◆ What you are asked to do
Images are not part of the copy; write out the rest of the data exactly as given.

◆ Rows
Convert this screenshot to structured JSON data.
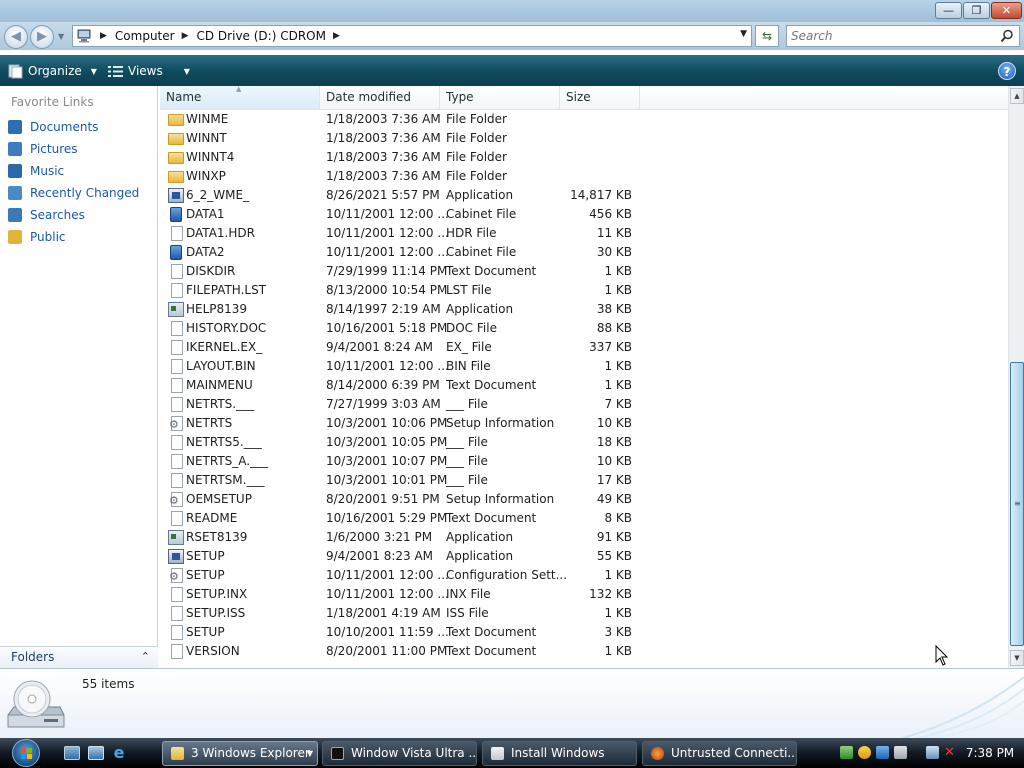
{
  "window": {
    "minimize_glyph": "—",
    "maximize_glyph": "❐",
    "close_glyph": "✕"
  },
  "address": {
    "crumbs": [
      "Computer",
      "CD Drive (D:) CDROM"
    ],
    "separator": "▶"
  },
  "search": {
    "placeholder": "Search"
  },
  "toolbar": {
    "organize_label": "Organize",
    "views_label": "Views",
    "help_label": "?"
  },
  "nav": {
    "title": "Favorite Links",
    "items": [
      {
        "label": "Documents",
        "color": "#2f6db0"
      },
      {
        "label": "Pictures",
        "color": "#3d7cc0"
      },
      {
        "label": "Music",
        "color": "#2b6aa8"
      },
      {
        "label": "Recently Changed",
        "color": "#4a8ac8"
      },
      {
        "label": "Searches",
        "color": "#3b78b6"
      },
      {
        "label": "Public",
        "color": "#e3b33c"
      }
    ],
    "folders_label": "Folders",
    "folders_chevron": "⌃"
  },
  "columns": {
    "name": "Name",
    "date": "Date modified",
    "type": "Type",
    "size": "Size"
  },
  "files": [
    {
      "icon": "folder",
      "name": "WINME",
      "date": "1/18/2003 7:36 AM",
      "type": "File Folder",
      "size": ""
    },
    {
      "icon": "folder",
      "name": "WINNT",
      "date": "1/18/2003 7:36 AM",
      "type": "File Folder",
      "size": ""
    },
    {
      "icon": "folder",
      "name": "WINNT4",
      "date": "1/18/2003 7:36 AM",
      "type": "File Folder",
      "size": ""
    },
    {
      "icon": "folder",
      "name": "WINXP",
      "date": "1/18/2003 7:36 AM",
      "type": "File Folder",
      "size": ""
    },
    {
      "icon": "setup",
      "name": "6_2_WME_",
      "date": "8/26/2021 5:57 PM",
      "type": "Application",
      "size": "14,817 KB"
    },
    {
      "icon": "cab",
      "name": "DATA1",
      "date": "10/11/2001 12:00 ...",
      "type": "Cabinet File",
      "size": "456 KB"
    },
    {
      "icon": "doc",
      "name": "DATA1.HDR",
      "date": "10/11/2001 12:00 ...",
      "type": "HDR File",
      "size": "11 KB"
    },
    {
      "icon": "cab",
      "name": "DATA2",
      "date": "10/11/2001 12:00 ...",
      "type": "Cabinet File",
      "size": "30 KB"
    },
    {
      "icon": "doc",
      "name": "DISKDIR",
      "date": "7/29/1999 11:14 PM",
      "type": "Text Document",
      "size": "1 KB"
    },
    {
      "icon": "doc",
      "name": "FILEPATH.LST",
      "date": "8/13/2000 10:54 PM",
      "type": "LST File",
      "size": "1 KB"
    },
    {
      "icon": "app",
      "name": "HELP8139",
      "date": "8/14/1997 2:19 AM",
      "type": "Application",
      "size": "38 KB"
    },
    {
      "icon": "doc",
      "name": "HISTORY.DOC",
      "date": "10/16/2001 5:18 PM",
      "type": "DOC File",
      "size": "88 KB"
    },
    {
      "icon": "doc",
      "name": "IKERNEL.EX_",
      "date": "9/4/2001 8:24 AM",
      "type": "EX_ File",
      "size": "337 KB"
    },
    {
      "icon": "doc",
      "name": "LAYOUT.BIN",
      "date": "10/11/2001 12:00 ...",
      "type": "BIN File",
      "size": "1 KB"
    },
    {
      "icon": "doc",
      "name": "MAINMENU",
      "date": "8/14/2000 6:39 PM",
      "type": "Text Document",
      "size": "1 KB"
    },
    {
      "icon": "doc",
      "name": "NETRTS.___",
      "date": "7/27/1999 3:03 AM",
      "type": "___ File",
      "size": "7 KB"
    },
    {
      "icon": "inf",
      "name": "NETRTS",
      "date": "10/3/2001 10:06 PM",
      "type": "Setup Information",
      "size": "10 KB"
    },
    {
      "icon": "doc",
      "name": "NETRTS5.___",
      "date": "10/3/2001 10:05 PM",
      "type": "___ File",
      "size": "18 KB"
    },
    {
      "icon": "doc",
      "name": "NETRTS_A.___",
      "date": "10/3/2001 10:07 PM",
      "type": "___ File",
      "size": "10 KB"
    },
    {
      "icon": "doc",
      "name": "NETRTSM.___",
      "date": "10/3/2001 10:01 PM",
      "type": "___ File",
      "size": "17 KB"
    },
    {
      "icon": "inf",
      "name": "OEMSETUP",
      "date": "8/20/2001 9:51 PM",
      "type": "Setup Information",
      "size": "49 KB"
    },
    {
      "icon": "doc",
      "name": "README",
      "date": "10/16/2001 5:29 PM",
      "type": "Text Document",
      "size": "8 KB"
    },
    {
      "icon": "app",
      "name": "RSET8139",
      "date": "1/6/2000 3:21 PM",
      "type": "Application",
      "size": "91 KB"
    },
    {
      "icon": "setup",
      "name": "SETUP",
      "date": "9/4/2001 8:23 AM",
      "type": "Application",
      "size": "55 KB"
    },
    {
      "icon": "inf",
      "name": "SETUP",
      "date": "10/11/2001 12:00 ...",
      "type": "Configuration Sett...",
      "size": "1 KB"
    },
    {
      "icon": "doc",
      "name": "SETUP.INX",
      "date": "10/11/2001 12:00 ...",
      "type": "INX File",
      "size": "132 KB"
    },
    {
      "icon": "doc",
      "name": "SETUP.ISS",
      "date": "1/18/2001 4:19 AM",
      "type": "ISS File",
      "size": "1 KB"
    },
    {
      "icon": "doc",
      "name": "SETUP",
      "date": "10/10/2001 11:59 ...",
      "type": "Text Document",
      "size": "3 KB"
    },
    {
      "icon": "doc",
      "name": "VERSION",
      "date": "8/20/2001 11:00 PM",
      "type": "Text Document",
      "size": "1 KB"
    }
  ],
  "details": {
    "item_count": "55 items"
  },
  "taskbar": {
    "tasks": [
      {
        "label": "3 Windows Explorer"
      },
      {
        "label": "Window Vista Ultra ..."
      },
      {
        "label": "Install Windows"
      },
      {
        "label": "Untrusted Connecti..."
      }
    ],
    "clock": "7:38 PM"
  }
}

◆ Result below
Convert this screenshot to structured JSON data.
{
  "window": {
    "minimize_glyph": "—",
    "maximize_glyph": "❐",
    "close_glyph": "✕"
  },
  "address": {
    "crumbs": [
      "Computer",
      "CD Drive (D:) CDROM"
    ],
    "separator": "▶"
  },
  "search": {
    "placeholder": "Search"
  },
  "toolbar": {
    "organize_label": "Organize",
    "views_label": "Views",
    "help_label": "?"
  },
  "nav": {
    "title": "Favorite Links",
    "items": [
      {
        "label": "Documents",
        "color": "#2f6db0"
      },
      {
        "label": "Pictures",
        "color": "#3d7cc0"
      },
      {
        "label": "Music",
        "color": "#2b6aa8"
      },
      {
        "label": "Recently Changed",
        "color": "#4a8ac8"
      },
      {
        "label": "Searches",
        "color": "#3b78b6"
      },
      {
        "label": "Public",
        "color": "#e3b33c"
      }
    ],
    "folders_label": "Folders",
    "folders_chevron": "⌃"
  },
  "columns": {
    "name": "Name",
    "date": "Date modified",
    "type": "Type",
    "size": "Size"
  },
  "files": [
    {
      "icon": "folder",
      "name": "WINME",
      "date": "1/18/2003 7:36 AM",
      "type": "File Folder",
      "size": ""
    },
    {
      "icon": "folder",
      "name": "WINNT",
      "date": "1/18/2003 7:36 AM",
      "type": "File Folder",
      "size": ""
    },
    {
      "icon": "folder",
      "name": "WINNT4",
      "date": "1/18/2003 7:36 AM",
      "type": "File Folder",
      "size": ""
    },
    {
      "icon": "folder",
      "name": "WINXP",
      "date": "1/18/2003 7:36 AM",
      "type": "File Folder",
      "size": ""
    },
    {
      "icon": "setup",
      "name": "6_2_WME_",
      "date": "8/26/2021 5:57 PM",
      "type": "Application",
      "size": "14,817 KB"
    },
    {
      "icon": "cab",
      "name": "DATA1",
      "date": "10/11/2001 12:00 ...",
      "type": "Cabinet File",
      "size": "456 KB"
    },
    {
      "icon": "doc",
      "name": "DATA1.HDR",
      "date": "10/11/2001 12:00 ...",
      "type": "HDR File",
      "size": "11 KB"
    },
    {
      "icon": "cab",
      "name": "DATA2",
      "date": "10/11/2001 12:00 ...",
      "type": "Cabinet File",
      "size": "30 KB"
    },
    {
      "icon": "doc",
      "name": "DISKDIR",
      "date": "7/29/1999 11:14 PM",
      "type": "Text Document",
      "size": "1 KB"
    },
    {
      "icon": "doc",
      "name": "FILEPATH.LST",
      "date": "8/13/2000 10:54 PM",
      "type": "LST File",
      "size": "1 KB"
    },
    {
      "icon": "app",
      "name": "HELP8139",
      "date": "8/14/1997 2:19 AM",
      "type": "Application",
      "size": "38 KB"
    },
    {
      "icon": "doc",
      "name": "HISTORY.DOC",
      "date": "10/16/2001 5:18 PM",
      "type": "DOC File",
      "size": "88 KB"
    },
    {
      "icon": "doc",
      "name": "IKERNEL.EX_",
      "date": "9/4/2001 8:24 AM",
      "type": "EX_ File",
      "size": "337 KB"
    },
    {
      "icon": "doc",
      "name": "LAYOUT.BIN",
      "date": "10/11/2001 12:00 ...",
      "type": "BIN File",
      "size": "1 KB"
    },
    {
      "icon": "doc",
      "name": "MAINMENU",
      "date": "8/14/2000 6:39 PM",
      "type": "Text Document",
      "size": "1 KB"
    },
    {
      "icon": "doc",
      "name": "NETRTS.___",
      "date": "7/27/1999 3:03 AM",
      "type": "___ File",
      "size": "7 KB"
    },
    {
      "icon": "inf",
      "name": "NETRTS",
      "date": "10/3/2001 10:06 PM",
      "type": "Setup Information",
      "size": "10 KB"
    },
    {
      "icon": "doc",
      "name": "NETRTS5.___",
      "date": "10/3/2001 10:05 PM",
      "type": "___ File",
      "size": "18 KB"
    },
    {
      "icon": "doc",
      "name": "NETRTS_A.___",
      "date": "10/3/2001 10:07 PM",
      "type": "___ File",
      "size": "10 KB"
    },
    {
      "icon": "doc",
      "name": "NETRTSM.___",
      "date": "10/3/2001 10:01 PM",
      "type": "___ File",
      "size": "17 KB"
    },
    {
      "icon": "inf",
      "name": "OEMSETUP",
      "date": "8/20/2001 9:51 PM",
      "type": "Setup Information",
      "size": "49 KB"
    },
    {
      "icon": "doc",
      "name": "README",
      "date": "10/16/2001 5:29 PM",
      "type": "Text Document",
      "size": "8 KB"
    },
    {
      "icon": "app",
      "name": "RSET8139",
      "date": "1/6/2000 3:21 PM",
      "type": "Application",
      "size": "91 KB"
    },
    {
      "icon": "setup",
      "name": "SETUP",
      "date": "9/4/2001 8:23 AM",
      "type": "Application",
      "size": "55 KB"
    },
    {
      "icon": "inf",
      "name": "SETUP",
      "date": "10/11/2001 12:00 ...",
      "type": "Configuration Sett...",
      "size": "1 KB"
    },
    {
      "icon": "doc",
      "name": "SETUP.INX",
      "date": "10/11/2001 12:00 ...",
      "type": "INX File",
      "size": "132 KB"
    },
    {
      "icon": "doc",
      "name": "SETUP.ISS",
      "date": "1/18/2001 4:19 AM",
      "type": "ISS File",
      "size": "1 KB"
    },
    {
      "icon": "doc",
      "name": "SETUP",
      "date": "10/10/2001 11:59 ...",
      "type": "Text Document",
      "size": "3 KB"
    },
    {
      "icon": "doc",
      "name": "VERSION",
      "date": "8/20/2001 11:00 PM",
      "type": "Text Document",
      "size": "1 KB"
    }
  ],
  "details": {
    "item_count": "55 items"
  },
  "taskbar": {
    "tasks": [
      {
        "label": "3 Windows Explorer"
      },
      {
        "label": "Window Vista Ultra ..."
      },
      {
        "label": "Install Windows"
      },
      {
        "label": "Untrusted Connecti..."
      }
    ],
    "clock": "7:38 PM"
  }
}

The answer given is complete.